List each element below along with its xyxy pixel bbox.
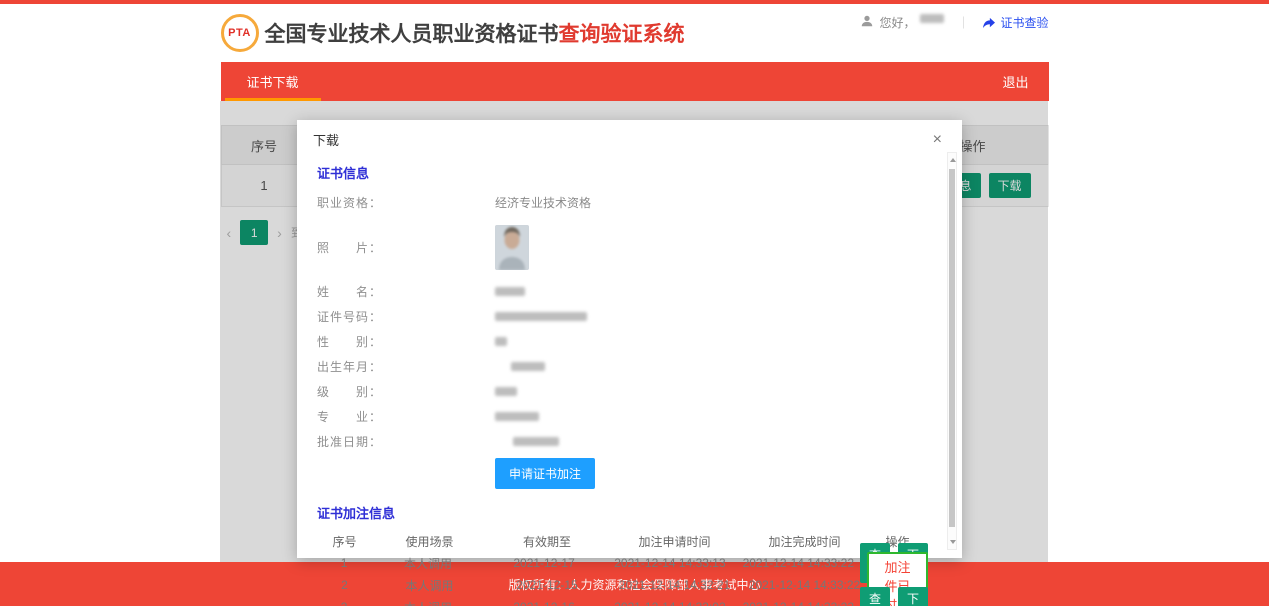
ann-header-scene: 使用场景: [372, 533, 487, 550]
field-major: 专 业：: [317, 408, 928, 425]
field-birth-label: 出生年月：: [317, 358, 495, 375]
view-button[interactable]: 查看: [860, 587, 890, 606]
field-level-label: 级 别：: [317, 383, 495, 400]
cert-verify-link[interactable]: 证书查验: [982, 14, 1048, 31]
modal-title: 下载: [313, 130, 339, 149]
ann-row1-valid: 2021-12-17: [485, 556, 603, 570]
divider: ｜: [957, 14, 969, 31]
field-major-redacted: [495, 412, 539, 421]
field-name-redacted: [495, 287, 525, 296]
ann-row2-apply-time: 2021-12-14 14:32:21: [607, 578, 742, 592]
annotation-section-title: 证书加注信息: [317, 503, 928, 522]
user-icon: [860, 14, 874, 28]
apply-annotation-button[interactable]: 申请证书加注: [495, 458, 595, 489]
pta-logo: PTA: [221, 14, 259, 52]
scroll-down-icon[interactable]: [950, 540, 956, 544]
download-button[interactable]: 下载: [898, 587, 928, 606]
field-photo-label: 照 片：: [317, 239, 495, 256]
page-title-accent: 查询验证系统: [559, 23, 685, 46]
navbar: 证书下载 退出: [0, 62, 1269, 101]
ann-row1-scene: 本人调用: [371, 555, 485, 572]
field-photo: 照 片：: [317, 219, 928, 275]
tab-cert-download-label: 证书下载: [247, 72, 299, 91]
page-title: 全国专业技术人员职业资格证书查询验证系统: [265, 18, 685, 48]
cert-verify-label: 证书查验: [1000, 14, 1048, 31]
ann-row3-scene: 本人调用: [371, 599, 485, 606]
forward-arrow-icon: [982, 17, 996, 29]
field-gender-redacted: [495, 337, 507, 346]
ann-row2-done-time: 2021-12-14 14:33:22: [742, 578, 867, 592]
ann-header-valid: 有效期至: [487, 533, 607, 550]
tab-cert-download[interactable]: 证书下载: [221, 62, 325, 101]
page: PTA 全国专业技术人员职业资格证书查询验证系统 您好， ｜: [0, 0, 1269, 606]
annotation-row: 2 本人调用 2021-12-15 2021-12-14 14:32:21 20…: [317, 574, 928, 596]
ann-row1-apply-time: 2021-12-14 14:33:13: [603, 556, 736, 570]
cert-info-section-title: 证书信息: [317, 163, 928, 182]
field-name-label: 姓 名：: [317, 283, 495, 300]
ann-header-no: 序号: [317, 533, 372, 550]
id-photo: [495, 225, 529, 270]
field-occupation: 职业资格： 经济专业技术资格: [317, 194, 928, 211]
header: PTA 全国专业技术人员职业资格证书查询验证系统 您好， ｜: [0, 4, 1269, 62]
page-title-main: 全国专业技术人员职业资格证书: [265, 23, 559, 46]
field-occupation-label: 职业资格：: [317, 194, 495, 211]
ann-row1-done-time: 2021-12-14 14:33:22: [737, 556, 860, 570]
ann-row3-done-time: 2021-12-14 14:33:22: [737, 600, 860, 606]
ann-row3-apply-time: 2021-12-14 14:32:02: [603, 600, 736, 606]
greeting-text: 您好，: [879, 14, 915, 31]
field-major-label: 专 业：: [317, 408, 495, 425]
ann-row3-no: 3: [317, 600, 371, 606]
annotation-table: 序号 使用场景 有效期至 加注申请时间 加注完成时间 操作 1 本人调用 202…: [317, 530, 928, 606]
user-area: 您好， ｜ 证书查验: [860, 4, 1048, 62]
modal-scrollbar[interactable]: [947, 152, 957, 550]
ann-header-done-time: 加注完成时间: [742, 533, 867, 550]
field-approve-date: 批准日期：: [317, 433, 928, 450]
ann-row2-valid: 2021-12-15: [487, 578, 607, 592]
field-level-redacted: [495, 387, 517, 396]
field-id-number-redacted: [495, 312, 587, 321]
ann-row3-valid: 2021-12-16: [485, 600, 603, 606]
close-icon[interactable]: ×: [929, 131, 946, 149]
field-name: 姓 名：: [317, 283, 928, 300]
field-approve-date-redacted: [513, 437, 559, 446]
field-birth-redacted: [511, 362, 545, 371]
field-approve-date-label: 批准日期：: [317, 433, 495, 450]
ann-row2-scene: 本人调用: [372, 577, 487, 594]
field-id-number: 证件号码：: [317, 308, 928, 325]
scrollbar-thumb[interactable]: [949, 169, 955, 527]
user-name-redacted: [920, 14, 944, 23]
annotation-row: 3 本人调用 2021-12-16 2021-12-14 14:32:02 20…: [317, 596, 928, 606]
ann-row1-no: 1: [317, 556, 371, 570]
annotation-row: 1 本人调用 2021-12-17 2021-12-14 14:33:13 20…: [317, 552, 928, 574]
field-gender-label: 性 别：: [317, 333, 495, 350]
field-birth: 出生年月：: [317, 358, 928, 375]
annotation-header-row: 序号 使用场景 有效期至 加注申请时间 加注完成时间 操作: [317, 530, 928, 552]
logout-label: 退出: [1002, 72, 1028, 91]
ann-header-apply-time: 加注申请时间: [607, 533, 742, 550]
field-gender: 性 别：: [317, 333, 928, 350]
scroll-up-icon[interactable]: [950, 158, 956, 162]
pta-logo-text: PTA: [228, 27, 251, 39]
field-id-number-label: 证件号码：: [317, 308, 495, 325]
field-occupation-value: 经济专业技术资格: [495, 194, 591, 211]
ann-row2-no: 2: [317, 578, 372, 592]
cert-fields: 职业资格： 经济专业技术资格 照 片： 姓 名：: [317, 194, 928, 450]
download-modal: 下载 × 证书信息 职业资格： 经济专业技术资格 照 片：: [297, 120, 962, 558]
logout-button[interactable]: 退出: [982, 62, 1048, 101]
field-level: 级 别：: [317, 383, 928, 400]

————

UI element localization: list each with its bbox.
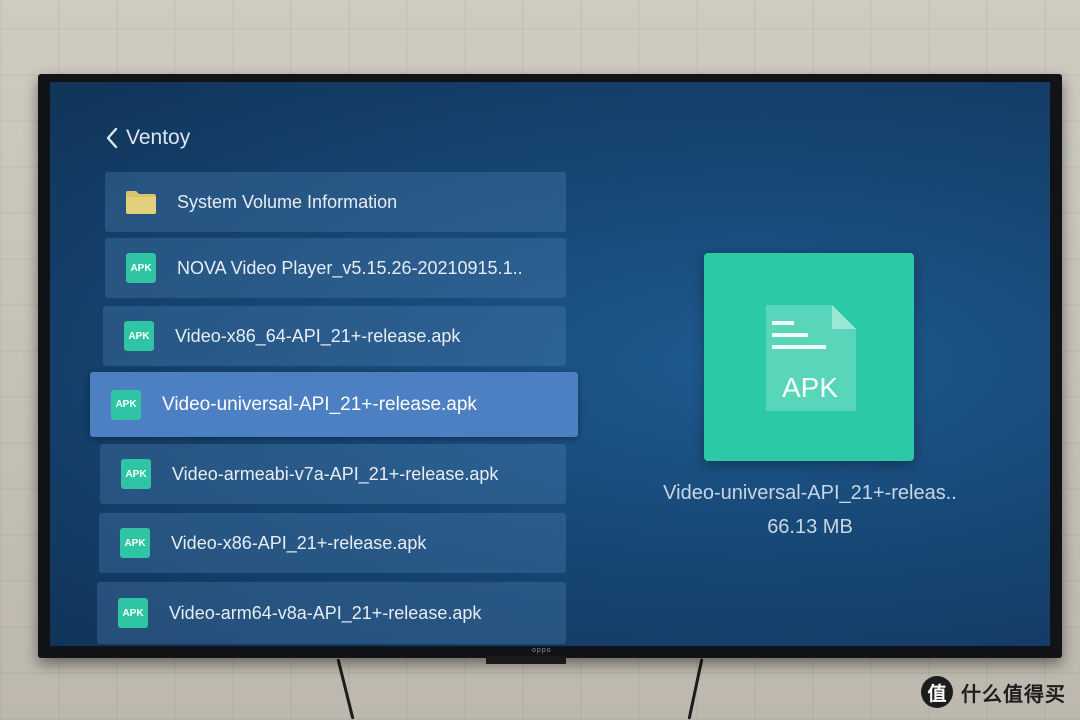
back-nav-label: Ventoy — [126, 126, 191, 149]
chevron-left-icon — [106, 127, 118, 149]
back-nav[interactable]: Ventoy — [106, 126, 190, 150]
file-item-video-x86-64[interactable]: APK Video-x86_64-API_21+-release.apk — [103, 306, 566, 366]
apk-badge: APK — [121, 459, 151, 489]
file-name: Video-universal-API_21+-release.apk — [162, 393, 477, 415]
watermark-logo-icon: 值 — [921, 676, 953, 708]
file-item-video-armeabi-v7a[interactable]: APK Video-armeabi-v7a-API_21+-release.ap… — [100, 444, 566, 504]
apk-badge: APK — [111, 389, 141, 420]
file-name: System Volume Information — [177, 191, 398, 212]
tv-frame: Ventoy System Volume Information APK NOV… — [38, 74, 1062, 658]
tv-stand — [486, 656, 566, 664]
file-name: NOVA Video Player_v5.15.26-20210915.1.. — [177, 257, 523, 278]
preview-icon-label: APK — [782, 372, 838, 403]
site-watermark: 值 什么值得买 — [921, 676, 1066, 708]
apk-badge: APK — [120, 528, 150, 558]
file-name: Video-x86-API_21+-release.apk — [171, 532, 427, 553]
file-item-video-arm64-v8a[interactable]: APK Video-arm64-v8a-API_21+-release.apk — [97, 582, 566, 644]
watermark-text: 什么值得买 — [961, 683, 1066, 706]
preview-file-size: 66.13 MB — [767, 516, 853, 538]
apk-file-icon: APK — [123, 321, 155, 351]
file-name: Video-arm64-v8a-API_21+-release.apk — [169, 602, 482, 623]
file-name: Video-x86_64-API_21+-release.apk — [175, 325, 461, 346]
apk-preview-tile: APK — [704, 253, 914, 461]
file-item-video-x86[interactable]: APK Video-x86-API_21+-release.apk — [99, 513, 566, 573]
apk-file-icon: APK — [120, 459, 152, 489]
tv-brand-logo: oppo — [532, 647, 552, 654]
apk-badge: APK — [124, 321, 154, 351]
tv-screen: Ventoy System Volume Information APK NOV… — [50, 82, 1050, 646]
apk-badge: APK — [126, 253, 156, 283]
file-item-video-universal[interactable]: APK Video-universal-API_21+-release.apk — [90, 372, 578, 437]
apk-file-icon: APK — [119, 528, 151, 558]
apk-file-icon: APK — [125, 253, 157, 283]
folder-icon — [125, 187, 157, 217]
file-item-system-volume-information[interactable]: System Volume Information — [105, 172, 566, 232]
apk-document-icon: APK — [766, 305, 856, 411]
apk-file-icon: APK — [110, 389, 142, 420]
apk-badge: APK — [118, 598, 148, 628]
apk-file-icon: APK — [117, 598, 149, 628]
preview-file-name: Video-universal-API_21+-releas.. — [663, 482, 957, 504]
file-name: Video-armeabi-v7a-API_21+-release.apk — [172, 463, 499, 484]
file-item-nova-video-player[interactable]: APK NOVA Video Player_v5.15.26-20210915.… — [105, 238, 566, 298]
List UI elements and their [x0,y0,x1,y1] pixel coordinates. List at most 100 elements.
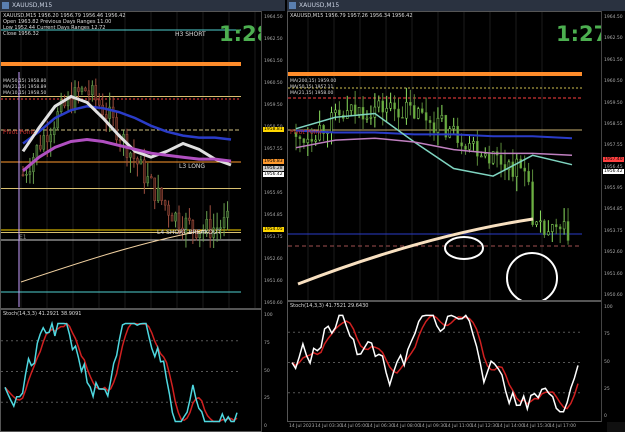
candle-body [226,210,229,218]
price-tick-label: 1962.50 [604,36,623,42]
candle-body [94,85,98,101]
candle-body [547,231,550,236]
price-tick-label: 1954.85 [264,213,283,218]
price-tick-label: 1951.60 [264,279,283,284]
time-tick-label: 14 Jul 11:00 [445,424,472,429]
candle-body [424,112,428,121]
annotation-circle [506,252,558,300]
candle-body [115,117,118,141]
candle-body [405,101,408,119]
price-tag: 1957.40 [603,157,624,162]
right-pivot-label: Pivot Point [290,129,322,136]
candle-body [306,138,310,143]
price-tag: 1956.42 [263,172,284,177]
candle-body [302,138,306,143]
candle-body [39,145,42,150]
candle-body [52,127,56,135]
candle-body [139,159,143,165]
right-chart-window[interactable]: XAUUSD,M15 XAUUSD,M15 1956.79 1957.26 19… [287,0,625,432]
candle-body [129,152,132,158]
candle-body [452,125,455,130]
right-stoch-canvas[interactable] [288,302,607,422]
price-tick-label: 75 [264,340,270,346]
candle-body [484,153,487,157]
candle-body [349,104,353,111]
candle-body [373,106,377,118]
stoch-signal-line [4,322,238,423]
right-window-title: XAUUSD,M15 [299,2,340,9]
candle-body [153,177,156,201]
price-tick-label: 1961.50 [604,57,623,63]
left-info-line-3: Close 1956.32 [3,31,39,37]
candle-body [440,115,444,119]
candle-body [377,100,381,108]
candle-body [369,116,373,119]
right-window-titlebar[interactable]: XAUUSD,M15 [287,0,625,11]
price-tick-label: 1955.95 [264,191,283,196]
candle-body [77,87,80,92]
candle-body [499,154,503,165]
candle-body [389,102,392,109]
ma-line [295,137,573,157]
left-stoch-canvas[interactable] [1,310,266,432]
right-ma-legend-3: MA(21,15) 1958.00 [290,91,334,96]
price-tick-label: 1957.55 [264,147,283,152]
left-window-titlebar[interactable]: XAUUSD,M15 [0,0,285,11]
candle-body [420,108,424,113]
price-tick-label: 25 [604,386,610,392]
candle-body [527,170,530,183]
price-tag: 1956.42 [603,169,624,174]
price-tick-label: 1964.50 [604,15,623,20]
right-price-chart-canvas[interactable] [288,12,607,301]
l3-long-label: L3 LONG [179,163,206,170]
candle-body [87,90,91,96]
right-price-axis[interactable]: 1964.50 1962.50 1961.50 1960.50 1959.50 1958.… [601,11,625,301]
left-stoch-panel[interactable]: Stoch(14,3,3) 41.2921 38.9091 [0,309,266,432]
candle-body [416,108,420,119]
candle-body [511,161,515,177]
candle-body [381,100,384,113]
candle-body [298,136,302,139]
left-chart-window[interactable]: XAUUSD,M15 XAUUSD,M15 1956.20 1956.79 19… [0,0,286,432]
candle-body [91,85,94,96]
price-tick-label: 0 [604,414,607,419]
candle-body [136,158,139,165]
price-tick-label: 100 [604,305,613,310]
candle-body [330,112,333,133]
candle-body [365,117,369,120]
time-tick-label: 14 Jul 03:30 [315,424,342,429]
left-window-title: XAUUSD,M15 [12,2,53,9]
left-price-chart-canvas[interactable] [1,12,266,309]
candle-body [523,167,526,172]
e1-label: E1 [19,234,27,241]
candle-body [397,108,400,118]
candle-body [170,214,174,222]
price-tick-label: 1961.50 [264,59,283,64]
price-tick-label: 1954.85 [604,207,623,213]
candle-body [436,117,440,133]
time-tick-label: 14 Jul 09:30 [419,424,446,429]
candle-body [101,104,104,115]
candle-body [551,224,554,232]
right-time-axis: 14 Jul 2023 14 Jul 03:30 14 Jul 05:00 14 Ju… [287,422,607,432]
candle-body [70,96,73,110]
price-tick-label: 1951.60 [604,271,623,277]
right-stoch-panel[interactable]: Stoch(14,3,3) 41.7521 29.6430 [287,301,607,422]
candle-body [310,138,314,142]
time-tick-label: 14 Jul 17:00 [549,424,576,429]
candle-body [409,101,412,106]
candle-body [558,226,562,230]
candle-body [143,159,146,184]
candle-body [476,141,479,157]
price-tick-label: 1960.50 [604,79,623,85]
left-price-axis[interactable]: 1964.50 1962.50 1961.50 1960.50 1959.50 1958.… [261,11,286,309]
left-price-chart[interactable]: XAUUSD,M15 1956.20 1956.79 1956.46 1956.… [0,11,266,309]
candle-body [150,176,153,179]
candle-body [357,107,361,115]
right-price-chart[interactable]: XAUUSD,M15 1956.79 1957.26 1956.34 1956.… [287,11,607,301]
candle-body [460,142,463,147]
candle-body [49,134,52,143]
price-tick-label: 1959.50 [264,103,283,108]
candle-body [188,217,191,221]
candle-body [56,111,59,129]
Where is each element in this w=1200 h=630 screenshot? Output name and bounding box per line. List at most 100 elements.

————

Exercise objective — Print every line of the listing from the line containing "back-nav-label: Ventoy — [126, 126, 191, 149]" down to the line containing "file-name: Video-x86-API_21+-release.apk —", both included, unchanged.

Answer to this exercise —
back-nav-label: Ventoy — [126, 126, 191, 149]
chevron-left-icon — [106, 127, 118, 149]
back-nav[interactable]: Ventoy — [106, 126, 190, 150]
file-item-video-x86-64[interactable]: APK Video-x86_64-API_21+-release.apk — [103, 306, 566, 366]
apk-badge: APK — [121, 459, 151, 489]
file-name: Video-universal-API_21+-release.apk — [162, 393, 477, 415]
watermark-logo-icon: 值 — [921, 676, 953, 708]
file-item-video-armeabi-v7a[interactable]: APK Video-armeabi-v7a-API_21+-release.ap… — [100, 444, 566, 504]
apk-badge: APK — [111, 389, 141, 420]
file-name: System Volume Information — [177, 191, 398, 212]
tv-frame: Ventoy System Volume Information APK NOV… — [38, 74, 1062, 658]
tv-stand — [486, 656, 566, 664]
file-name: NOVA Video Player_v5.15.26-20210915.1.. — [177, 257, 523, 278]
preview-icon-label: APK — [782, 372, 838, 403]
site-watermark: 值 什么值得买 — [921, 676, 1066, 708]
apk-badge: APK — [120, 528, 150, 558]
file-name: Video-x86-API_21+-release.apk — [171, 532, 427, 553]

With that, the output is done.